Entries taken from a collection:
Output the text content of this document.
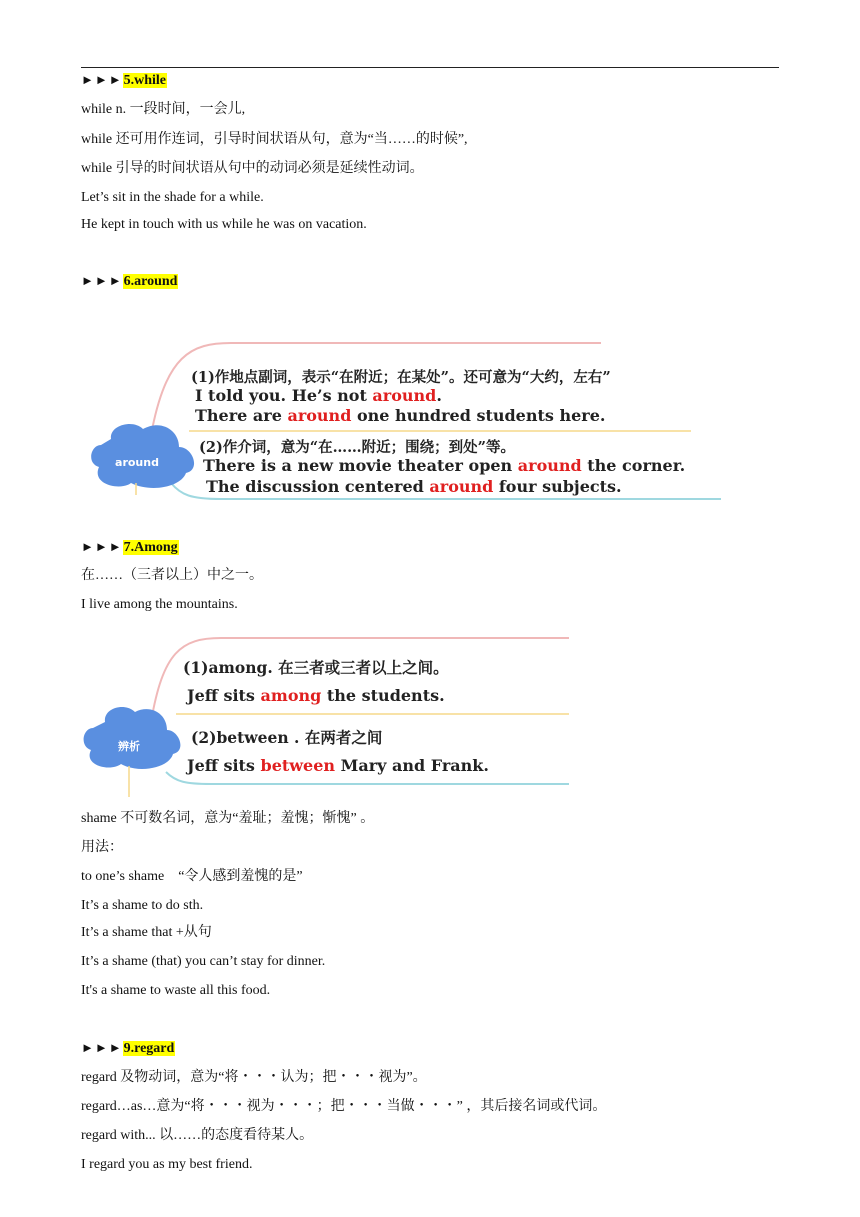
►►►5.while
while n. 一段时间，一会儿,
while 还可用作连词，引导时间状语从句，意为“当……的时候”,
while 引导的时间状语从句中的动词必须是延续性动词。
Let’s sit in the shade for a while.
He kept in touch with us while he was on vacation.
►►►6.around
around
(1)作地点副词，表示“在附近；在某处”。还可意为“大约，左右”
I told you. He’s not around.
There are around one hundred students here.
(2)作介词，意为“在……附近；围绕；到处”等。
There is a new movie theater open around the corner.
The discussion centered around four subjects.
►►►7.Among
在……（三者以上）中之一。
I live among the mountains.
辨析
(1)among. 在三者或三者以上之间。
Jeff sits among the students.
(2)between . 在两者之间
Jeff sits between Mary and Frank.
shame 不可数名词，意为“羞耻；羞愧；惭愧” 。
用法：
to one’s shame    “令人感到羞愧的是”
It’s a shame to do sth.
It’s a shame that +从句
It’s a shame (that) you can’t stay for dinner.
It's a shame to waste all this food.
►►►9.regard
regard 及物动词，意为“将・・・认为；把・・・视为”。
regard…as…意为“将・・・视为・・・；把・・・当做・・・” ，其后接名词或代词。
regard with... 以……的态度看待某人。
I regard you as my best friend.
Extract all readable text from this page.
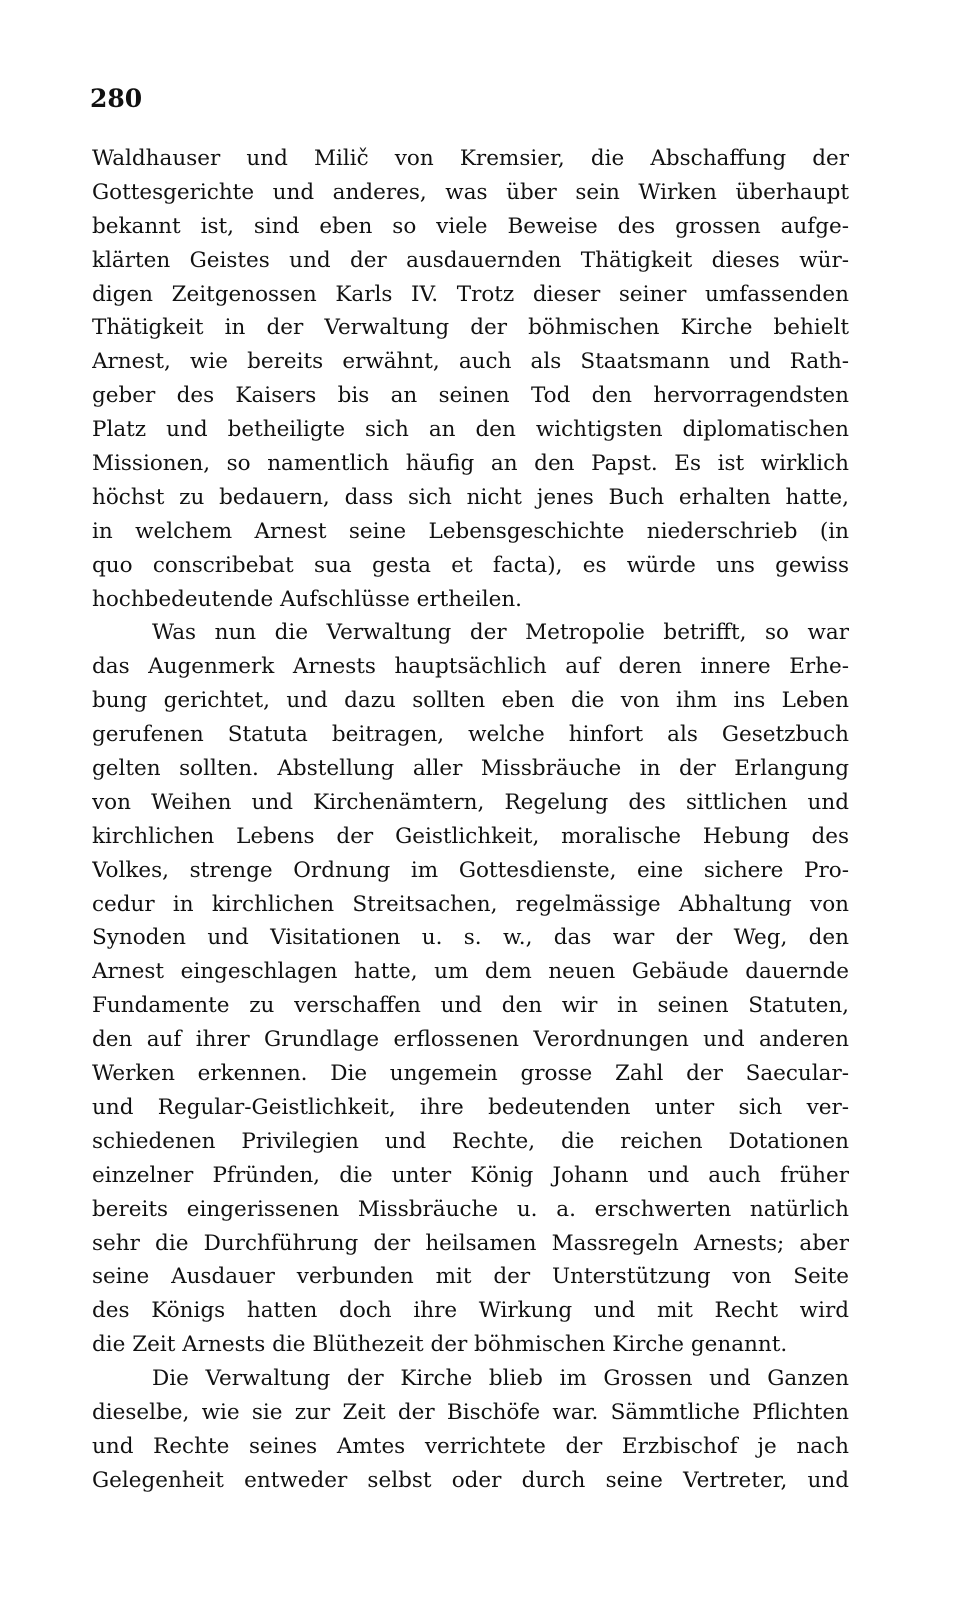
280
Waldhauser und Milič von Kremsier, die Abschaffung der
Gottesgerichte und anderes, was über sein Wirken überhaupt
bekannt ist, sind eben so viele Beweise des grossen aufge-
klärten Geistes und der ausdauernden Thätigkeit dieses wür-
digen Zeitgenossen Karls IV. Trotz dieser seiner umfassenden
Thätigkeit in der Verwaltung der böhmischen Kirche behielt
Arnest, wie bereits erwähnt, auch als Staatsmann und Rath-
geber des Kaisers bis an seinen Tod den hervorragendsten
Platz und betheiligte sich an den wichtigsten diplomatischen
Missionen, so namentlich häufig an den Papst. Es ist wirklich
höchst zu bedauern, dass sich nicht jenes Buch erhalten hatte,
in welchem Arnest seine Lebensgeschichte niederschrieb (in
quo conscribebat sua gesta et facta), es würde uns gewiss
hochbedeutende Aufschlüsse ertheilen.
Was nun die Verwaltung der Metropolie betrifft, so war
das Augenmerk Arnests hauptsächlich auf deren innere Erhe-
bung gerichtet, und dazu sollten eben die von ihm ins Leben
gerufenen Statuta beitragen, welche hinfort als Gesetzbuch
gelten sollten. Abstellung aller Missbräuche in der Erlangung
von Weihen und Kirchenämtern, Regelung des sittlichen und
kirchlichen Lebens der Geistlichkeit, moralische Hebung des
Volkes, strenge Ordnung im Gottesdienste, eine sichere Pro-
cedur in kirchlichen Streitsachen, regelmässige Abhaltung von
Synoden und Visitationen u. s. w., das war der Weg, den
Arnest eingeschlagen hatte, um dem neuen Gebäude dauernde
Fundamente zu verschaffen und den wir in seinen Statuten,
den auf ihrer Grundlage erflossenen Verordnungen und anderen
Werken erkennen. Die ungemein grosse Zahl der Saecular-
und Regular-Geistlichkeit, ihre bedeutenden unter sich ver-
schiedenen Privilegien und Rechte, die reichen Dotationen
einzelner Pfründen, die unter König Johann und auch früher
bereits eingerissenen Missbräuche u. a. erschwerten natürlich
sehr die Durchführung der heilsamen Massregeln Arnests; aber
seine Ausdauer verbunden mit der Unterstützung von Seite
des Königs hatten doch ihre Wirkung und mit Recht wird
die Zeit Arnests die Blüthezeit der böhmischen Kirche genannt.
Die Verwaltung der Kirche blieb im Grossen und Ganzen
dieselbe, wie sie zur Zeit der Bischöfe war. Sämmtliche Pflichten
und Rechte seines Amtes verrichtete der Erzbischof je nach
Gelegenheit entweder selbst oder durch seine Vertreter, und
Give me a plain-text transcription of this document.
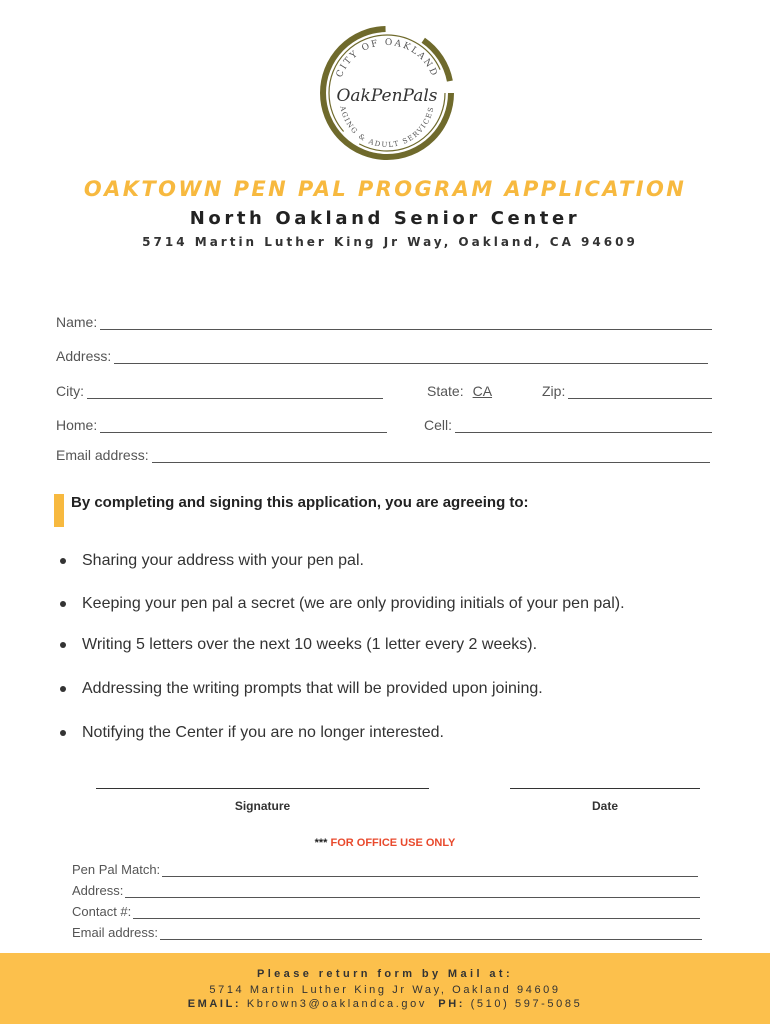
CITY OF OAKLAND
AGING & ADULT SERVICES
OakPenPals
OAKTOWN PEN PAL PROGRAM APPLICATION
North Oakland Senior Center
5714 Martin Luther King Jr Way, Oakland, CA 94609
Name:
Address:
City:	State: CA	Zip:
Home:	Cell:
Email address:
By completing and signing this application, you are agreeing to:
Sharing your address with your pen pal.
Keeping your pen pal a secret (we are only providing initials of your pen pal).
Writing 5 letters over the next 10 weeks (1 letter every 2 weeks).
Addressing the writing prompts that will be provided upon joining.
Notifying the Center if you are no longer interested.
Signature	Date
*** FOR OFFICE USE ONLY
Pen Pal Match:
Address:
Contact #:
Email address:
Please return form by Mail at:
5714 Martin Luther King Jr Way, Oakland 94609
EMAIL: Kbrown3@oaklandca.gov PH: (510) 597-5085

= To do =
Give only the count of lines in the data that include the string "your".

= Answer to this problem =
2